> _AIM_
The records are to be restated in their entirety, word for word.

**** RECORDS FOR PROCESSING

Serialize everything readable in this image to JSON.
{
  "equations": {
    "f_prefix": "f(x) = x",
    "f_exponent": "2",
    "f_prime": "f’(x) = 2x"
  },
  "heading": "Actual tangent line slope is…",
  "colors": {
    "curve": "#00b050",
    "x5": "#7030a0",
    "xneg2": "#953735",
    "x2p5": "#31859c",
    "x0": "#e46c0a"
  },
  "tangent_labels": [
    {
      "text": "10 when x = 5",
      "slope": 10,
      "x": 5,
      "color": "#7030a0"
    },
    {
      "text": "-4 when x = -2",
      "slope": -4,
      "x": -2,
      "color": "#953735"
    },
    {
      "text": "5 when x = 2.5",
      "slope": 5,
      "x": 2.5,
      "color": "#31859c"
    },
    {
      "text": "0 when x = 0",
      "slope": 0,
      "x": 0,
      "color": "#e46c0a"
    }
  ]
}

********

> _EXERCISE OUTPUT_
Serialize everything readable in this image to JSON.
{
  "equations": {
    "f_prefix": "f(x) = x",
    "f_exponent": "2",
    "f_prime": "f’(x) = 2x"
  },
  "heading": "Actual tangent line slope is…",
  "colors": {
    "curve": "#00b050",
    "x5": "#7030a0",
    "xneg2": "#953735",
    "x2p5": "#31859c",
    "x0": "#e46c0a"
  },
  "tangent_labels": [
    {
      "text": "10 when x = 5",
      "slope": 10,
      "x": 5,
      "color": "#7030a0"
    },
    {
      "text": "-4 when x = -2",
      "slope": -4,
      "x": -2,
      "color": "#953735"
    },
    {
      "text": "5 when x = 2.5",
      "slope": 5,
      "x": 2.5,
      "color": "#31859c"
    },
    {
      "text": "0 when x = 0",
      "slope": 0,
      "x": 0,
      "color": "#e46c0a"
    }
  ]
}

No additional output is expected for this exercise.